• [Exercise]
Count the lines of the records below that contain the string "image", and give only that number.
-- start Dataset entries --
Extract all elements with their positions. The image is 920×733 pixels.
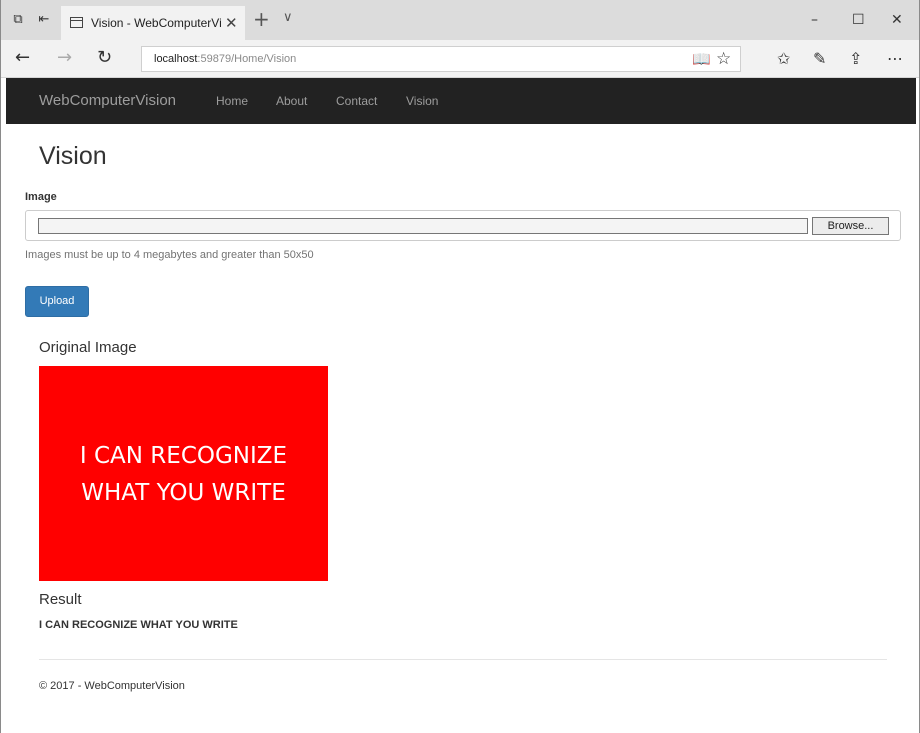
nav-link-about[interactable]: About <box>276 94 307 108</box>
browse-button[interactable]: Browse... <box>812 217 889 235</box>
original-image-text: I CAN RECOGNIZE WHAT YOU WRITE <box>39 438 328 512</box>
footer-divider <box>39 659 887 660</box>
back-icon[interactable]: ← <box>15 48 30 68</box>
url-text: localhost:59879/Home/Vision <box>154 53 296 65</box>
plus-icon[interactable]: + <box>253 8 270 30</box>
share-icon[interactable]: ⇪ <box>849 49 862 69</box>
close-icon[interactable]: ✕ <box>225 14 238 32</box>
url-path: :59879/Home/Vision <box>197 53 297 65</box>
star-icon[interactable]: ☆ <box>716 49 731 69</box>
image-file-input[interactable]: Browse... <box>25 210 901 241</box>
browser-window: ⧉ ⇤ Vision - WebComputerVision ✕ + ∨ – ☐… <box>0 0 920 733</box>
chevron-down-icon[interactable]: ∨ <box>283 10 293 25</box>
file-path-field[interactable] <box>38 218 808 234</box>
nav-link-home[interactable]: Home <box>216 94 248 108</box>
result-heading: Result <box>39 591 82 608</box>
window-close-icon[interactable]: ✕ <box>891 11 903 29</box>
original-image-text-line1: I CAN RECOGNIZE <box>79 443 288 469</box>
reading-view-icon[interactable]: 📖 <box>692 50 711 68</box>
refresh-icon[interactable]: ↻ <box>97 48 112 68</box>
image-field-label: Image <box>25 191 57 203</box>
pen-icon[interactable]: ✎ <box>813 49 826 69</box>
tab-title: Vision - WebComputerVision <box>91 16 221 30</box>
minimize-icon[interactable]: – <box>811 11 818 29</box>
original-image-heading: Original Image <box>39 339 137 356</box>
favorites-icon[interactable]: ✩ <box>777 49 790 69</box>
image-help-text: Images must be up to 4 megabytes and gre… <box>25 249 314 261</box>
upload-button[interactable]: Upload <box>25 286 89 317</box>
result-text: I CAN RECOGNIZE WHAT YOU WRITE <box>39 619 238 631</box>
tab-manager-icon[interactable]: ⧉ <box>9 11 27 29</box>
original-image-text-line2: WHAT YOU WRITE <box>81 480 286 506</box>
navbar-brand[interactable]: WebComputerVision <box>39 92 176 109</box>
page-icon <box>70 17 83 28</box>
page-title: Vision <box>39 142 107 170</box>
site-navbar: WebComputerVision Home About Contact Vis… <box>6 78 916 124</box>
url-host: localhost <box>154 53 198 65</box>
title-bar: ⧉ ⇤ Vision - WebComputerVision ✕ + ∨ – ☐… <box>1 0 919 40</box>
browser-tab[interactable]: Vision - WebComputerVision ✕ <box>61 6 245 40</box>
set-aside-tabs-icon[interactable]: ⇤ <box>35 11 53 29</box>
footer-text: © 2017 - WebComputerVision <box>39 680 185 692</box>
address-bar[interactable]: localhost:59879/Home/Vision 📖 ☆ <box>141 46 741 72</box>
maximize-icon[interactable]: ☐ <box>852 11 865 29</box>
original-image: I CAN RECOGNIZE WHAT YOU WRITE <box>39 366 328 581</box>
address-toolbar: ← → ↻ localhost:59879/Home/Vision 📖 ☆ ✩ … <box>1 40 919 78</box>
nav-link-vision[interactable]: Vision <box>406 94 438 108</box>
nav-link-contact[interactable]: Contact <box>336 94 377 108</box>
more-icon[interactable]: ⋯ <box>887 49 903 69</box>
forward-icon[interactable]: → <box>57 48 72 68</box>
-- end Dataset entries --
• [Response for this exercise]
9